Read the records below and copy each line that contains "durante".

__Data provided__:
########

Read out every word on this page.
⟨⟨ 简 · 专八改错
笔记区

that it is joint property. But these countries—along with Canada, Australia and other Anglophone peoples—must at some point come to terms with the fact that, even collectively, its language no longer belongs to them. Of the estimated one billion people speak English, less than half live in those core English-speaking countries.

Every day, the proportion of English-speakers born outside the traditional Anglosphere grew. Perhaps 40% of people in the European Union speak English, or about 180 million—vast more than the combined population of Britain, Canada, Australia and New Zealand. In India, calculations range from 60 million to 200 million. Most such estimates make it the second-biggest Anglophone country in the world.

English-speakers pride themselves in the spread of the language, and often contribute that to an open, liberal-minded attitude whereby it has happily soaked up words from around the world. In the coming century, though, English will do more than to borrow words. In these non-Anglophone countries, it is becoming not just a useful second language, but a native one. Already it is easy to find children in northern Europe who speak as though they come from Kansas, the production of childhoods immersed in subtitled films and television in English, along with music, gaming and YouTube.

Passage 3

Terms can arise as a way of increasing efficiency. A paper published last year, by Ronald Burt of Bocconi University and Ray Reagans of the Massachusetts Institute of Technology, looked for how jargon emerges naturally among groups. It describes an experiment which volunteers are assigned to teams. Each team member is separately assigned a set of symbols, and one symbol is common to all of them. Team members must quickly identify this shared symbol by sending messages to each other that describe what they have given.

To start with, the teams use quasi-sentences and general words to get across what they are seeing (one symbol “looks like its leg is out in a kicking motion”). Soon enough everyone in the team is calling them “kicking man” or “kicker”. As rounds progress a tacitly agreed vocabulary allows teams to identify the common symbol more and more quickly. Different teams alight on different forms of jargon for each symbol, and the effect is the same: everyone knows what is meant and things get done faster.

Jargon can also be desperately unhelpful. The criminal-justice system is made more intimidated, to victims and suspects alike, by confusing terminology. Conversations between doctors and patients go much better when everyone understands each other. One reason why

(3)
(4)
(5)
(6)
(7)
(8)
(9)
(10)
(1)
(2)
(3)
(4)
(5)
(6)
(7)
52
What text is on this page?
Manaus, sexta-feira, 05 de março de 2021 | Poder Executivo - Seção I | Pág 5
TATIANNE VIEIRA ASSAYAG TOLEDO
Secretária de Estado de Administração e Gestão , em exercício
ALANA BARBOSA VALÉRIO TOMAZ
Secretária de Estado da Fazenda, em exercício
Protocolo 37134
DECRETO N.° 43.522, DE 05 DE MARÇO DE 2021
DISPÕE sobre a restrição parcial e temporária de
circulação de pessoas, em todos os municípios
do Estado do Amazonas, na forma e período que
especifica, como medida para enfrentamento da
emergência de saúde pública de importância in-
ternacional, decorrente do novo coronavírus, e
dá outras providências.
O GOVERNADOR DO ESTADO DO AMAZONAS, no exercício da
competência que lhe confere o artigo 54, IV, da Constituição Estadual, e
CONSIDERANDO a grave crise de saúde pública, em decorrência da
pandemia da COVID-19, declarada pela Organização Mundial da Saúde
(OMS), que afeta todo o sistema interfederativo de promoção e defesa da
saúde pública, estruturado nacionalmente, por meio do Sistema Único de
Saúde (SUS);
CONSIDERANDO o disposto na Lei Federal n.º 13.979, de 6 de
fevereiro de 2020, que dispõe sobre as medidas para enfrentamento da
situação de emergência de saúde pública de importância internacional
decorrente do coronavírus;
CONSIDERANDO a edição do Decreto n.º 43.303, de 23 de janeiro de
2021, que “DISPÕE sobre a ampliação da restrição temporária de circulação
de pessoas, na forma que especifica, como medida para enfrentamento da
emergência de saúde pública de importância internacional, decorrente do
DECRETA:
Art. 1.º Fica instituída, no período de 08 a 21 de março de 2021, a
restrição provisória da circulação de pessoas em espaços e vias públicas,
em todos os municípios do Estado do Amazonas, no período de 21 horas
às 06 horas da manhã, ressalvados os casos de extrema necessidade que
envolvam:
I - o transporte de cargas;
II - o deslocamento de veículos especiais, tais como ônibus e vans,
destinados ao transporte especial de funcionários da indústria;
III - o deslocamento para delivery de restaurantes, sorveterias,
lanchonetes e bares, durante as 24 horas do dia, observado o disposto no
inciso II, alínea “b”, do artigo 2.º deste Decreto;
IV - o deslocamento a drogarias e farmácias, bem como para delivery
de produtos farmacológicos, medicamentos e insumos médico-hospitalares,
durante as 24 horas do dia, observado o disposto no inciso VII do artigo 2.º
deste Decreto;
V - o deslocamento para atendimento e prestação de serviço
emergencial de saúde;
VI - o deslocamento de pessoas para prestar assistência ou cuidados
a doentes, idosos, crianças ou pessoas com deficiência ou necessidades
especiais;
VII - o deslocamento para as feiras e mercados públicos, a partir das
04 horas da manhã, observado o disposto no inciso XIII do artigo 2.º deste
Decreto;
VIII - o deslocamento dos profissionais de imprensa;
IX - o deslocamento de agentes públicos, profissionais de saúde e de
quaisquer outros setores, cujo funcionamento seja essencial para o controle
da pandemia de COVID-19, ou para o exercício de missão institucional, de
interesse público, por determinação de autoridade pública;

########

__Response to the exercise__:
lanchonetes e bares, durante as 24 horas do dia, observado o disposto no
durante as 24 horas do dia, observado o disposto no inciso VII do artigo 2.º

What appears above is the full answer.